━━ Stored rows

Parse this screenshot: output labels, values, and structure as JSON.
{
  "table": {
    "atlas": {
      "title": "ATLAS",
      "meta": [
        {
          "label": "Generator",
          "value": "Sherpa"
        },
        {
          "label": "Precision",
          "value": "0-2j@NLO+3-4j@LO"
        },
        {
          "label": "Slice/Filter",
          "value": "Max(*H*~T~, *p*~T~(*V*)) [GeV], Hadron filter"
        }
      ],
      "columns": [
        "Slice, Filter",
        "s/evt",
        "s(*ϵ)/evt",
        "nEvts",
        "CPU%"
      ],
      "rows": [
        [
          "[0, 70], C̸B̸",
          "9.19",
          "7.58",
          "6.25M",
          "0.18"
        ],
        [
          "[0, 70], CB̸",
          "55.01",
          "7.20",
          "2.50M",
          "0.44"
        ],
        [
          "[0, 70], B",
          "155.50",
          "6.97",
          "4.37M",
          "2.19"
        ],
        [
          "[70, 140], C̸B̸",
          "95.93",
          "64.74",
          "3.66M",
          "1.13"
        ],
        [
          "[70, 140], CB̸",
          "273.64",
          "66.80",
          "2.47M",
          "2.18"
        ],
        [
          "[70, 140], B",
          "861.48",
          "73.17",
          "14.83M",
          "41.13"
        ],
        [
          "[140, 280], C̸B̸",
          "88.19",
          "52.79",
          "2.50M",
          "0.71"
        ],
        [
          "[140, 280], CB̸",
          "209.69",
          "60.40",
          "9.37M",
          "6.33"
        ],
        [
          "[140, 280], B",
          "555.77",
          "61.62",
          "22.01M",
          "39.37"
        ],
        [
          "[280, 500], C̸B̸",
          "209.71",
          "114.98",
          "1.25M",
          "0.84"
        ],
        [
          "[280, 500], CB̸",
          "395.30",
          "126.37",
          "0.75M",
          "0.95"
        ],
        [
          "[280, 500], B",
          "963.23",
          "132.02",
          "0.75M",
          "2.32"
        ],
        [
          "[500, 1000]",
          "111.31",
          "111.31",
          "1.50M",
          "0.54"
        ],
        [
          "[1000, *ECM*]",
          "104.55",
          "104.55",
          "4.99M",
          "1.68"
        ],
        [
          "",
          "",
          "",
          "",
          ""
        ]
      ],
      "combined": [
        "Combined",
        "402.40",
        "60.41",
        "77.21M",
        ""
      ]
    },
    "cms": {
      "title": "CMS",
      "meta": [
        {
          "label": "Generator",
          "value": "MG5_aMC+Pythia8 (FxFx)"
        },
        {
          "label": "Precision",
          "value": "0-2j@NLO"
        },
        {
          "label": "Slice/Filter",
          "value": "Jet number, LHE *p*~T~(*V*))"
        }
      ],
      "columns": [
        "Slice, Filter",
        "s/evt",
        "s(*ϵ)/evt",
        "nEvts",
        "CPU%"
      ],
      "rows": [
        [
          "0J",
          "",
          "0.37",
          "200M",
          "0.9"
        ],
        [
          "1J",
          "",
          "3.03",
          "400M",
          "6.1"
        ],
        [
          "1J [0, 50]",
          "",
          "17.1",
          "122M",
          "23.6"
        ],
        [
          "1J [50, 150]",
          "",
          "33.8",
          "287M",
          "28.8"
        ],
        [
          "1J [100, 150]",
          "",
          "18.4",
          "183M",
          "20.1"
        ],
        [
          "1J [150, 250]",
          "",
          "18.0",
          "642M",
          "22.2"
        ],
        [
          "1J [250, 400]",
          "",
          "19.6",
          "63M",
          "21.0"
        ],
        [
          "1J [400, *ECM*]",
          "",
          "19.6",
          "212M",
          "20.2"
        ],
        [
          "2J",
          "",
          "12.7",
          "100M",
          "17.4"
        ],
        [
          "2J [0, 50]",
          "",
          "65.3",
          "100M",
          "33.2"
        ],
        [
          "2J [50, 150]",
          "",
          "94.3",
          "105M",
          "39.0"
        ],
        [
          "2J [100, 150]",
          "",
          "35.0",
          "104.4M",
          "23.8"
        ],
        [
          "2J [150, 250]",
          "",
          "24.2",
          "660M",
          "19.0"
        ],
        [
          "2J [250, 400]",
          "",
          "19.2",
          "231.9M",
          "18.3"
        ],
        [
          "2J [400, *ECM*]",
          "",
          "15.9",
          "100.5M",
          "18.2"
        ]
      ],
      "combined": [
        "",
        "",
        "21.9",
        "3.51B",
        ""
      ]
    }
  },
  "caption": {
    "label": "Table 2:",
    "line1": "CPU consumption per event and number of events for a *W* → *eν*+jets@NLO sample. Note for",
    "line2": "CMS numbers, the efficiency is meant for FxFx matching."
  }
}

━━━━

■ Stated goal ■
Please reproduce the entire listing, exactly as shown.

■ Solution to the exercise ■
Parse this screenshot: output labels, values, and structure as JSON.
{
  "table": {
    "atlas": {
      "title": "ATLAS",
      "meta": [
        {
          "label": "Generator",
          "value": "Sherpa"
        },
        {
          "label": "Precision",
          "value": "0-2j@NLO+3-4j@LO"
        },
        {
          "label": "Slice/Filter",
          "value": "Max(*H*~T~, *p*~T~(*V*)) [GeV], Hadron filter"
        }
      ],
      "columns": [
        "Slice, Filter",
        "s/evt",
        "s(*ϵ)/evt",
        "nEvts",
        "CPU%"
      ],
      "rows": [
        [
          "[0, 70], C̸B̸",
          "9.19",
          "7.58",
          "6.25M",
          "0.18"
        ],
        [
          "[0, 70], CB̸",
          "55.01",
          "7.20",
          "2.50M",
          "0.44"
        ],
        [
          "[0, 70], B",
          "155.50",
          "6.97",
          "4.37M",
          "2.19"
        ],
        [
          "[70, 140], C̸B̸",
          "95.93",
          "64.74",
          "3.66M",
          "1.13"
        ],
        [
          "[70, 140], CB̸",
          "273.64",
          "66.80",
          "2.47M",
          "2.18"
        ],
        [
          "[70, 140], B",
          "861.48",
          "73.17",
          "14.83M",
          "41.13"
        ],
        [
          "[140, 280], C̸B̸",
          "88.19",
          "52.79",
          "2.50M",
          "0.71"
        ],
        [
          "[140, 280], CB̸",
          "209.69",
          "60.40",
          "9.37M",
          "6.33"
        ],
        [
          "[140, 280], B",
          "555.77",
          "61.62",
          "22.01M",
          "39.37"
        ],
        [
          "[280, 500], C̸B̸",
          "209.71",
          "114.98",
          "1.25M",
          "0.84"
        ],
        [
          "[280, 500], CB̸",
          "395.30",
          "126.37",
          "0.75M",
          "0.95"
        ],
        [
          "[280, 500], B",
          "963.23",
          "132.02",
          "0.75M",
          "2.32"
        ],
        [
          "[500, 1000]",
          "111.31",
          "111.31",
          "1.50M",
          "0.54"
        ],
        [
          "[1000, *ECM*]",
          "104.55",
          "104.55",
          "4.99M",
          "1.68"
        ],
        [
          "",
          "",
          "",
          "",
          ""
        ]
      ],
      "combined": [
        "Combined",
        "402.40",
        "60.41",
        "77.21M",
        ""
      ]
    },
    "cms": {
      "title": "CMS",
      "meta": [
        {
          "label": "Generator",
          "value": "MG5_aMC+Pythia8 (FxFx)"
        },
        {
          "label": "Precision",
          "value": "0-2j@NLO"
        },
        {
          "label": "Slice/Filter",
          "value": "Jet number, LHE *p*~T~(*V*))"
        }
      ],
      "columns": [
        "Slice, Filter",
        "s/evt",
        "s(*ϵ)/evt",
        "nEvts",
        "CPU%"
      ],
      "rows": [
        [
          "0J",
          "",
          "0.37",
          "200M",
          "0.9"
        ],
        [
          "1J",
          "",
          "3.03",
          "400M",
          "6.1"
        ],
        [
          "1J [0, 50]",
          "",
          "17.1",
          "122M",
          "23.6"
        ],
        [
          "1J [50, 150]",
          "",
          "33.8",
          "287M",
          "28.8"
        ],
        [
          "1J [100, 150]",
          "",
          "18.4",
          "183M",
          "20.1"
        ],
        [
          "1J [150, 250]",
          "",
          "18.0",
          "642M",
          "22.2"
        ],
        [
          "1J [250, 400]",
          "",
          "19.6",
          "63M",
          "21.0"
        ],
        [
          "1J [400, *ECM*]",
          "",
          "19.6",
          "212M",
          "20.2"
        ],
        [
          "2J",
          "",
          "12.7",
          "100M",
          "17.4"
        ],
        [
          "2J [0, 50]",
          "",
          "65.3",
          "100M",
          "33.2"
        ],
        [
          "2J [50, 150]",
          "",
          "94.3",
          "105M",
          "39.0"
        ],
        [
          "2J [100, 150]",
          "",
          "35.0",
          "104.4M",
          "23.8"
        ],
        [
          "2J [150, 250]",
          "",
          "24.2",
          "660M",
          "19.0"
        ],
        [
          "2J [250, 400]",
          "",
          "19.2",
          "231.9M",
          "18.3"
        ],
        [
          "2J [400, *ECM*]",
          "",
          "15.9",
          "100.5M",
          "18.2"
        ]
      ],
      "combined": [
        "",
        "",
        "21.9",
        "3.51B",
        ""
      ]
    }
  },
  "caption": {
    "label": "Table 2:",
    "line1": "CPU consumption per event and number of events for a *W* → *eν*+jets@NLO sample. Note for",
    "line2": "CMS numbers, the efficiency is meant for FxFx matching."
  }
}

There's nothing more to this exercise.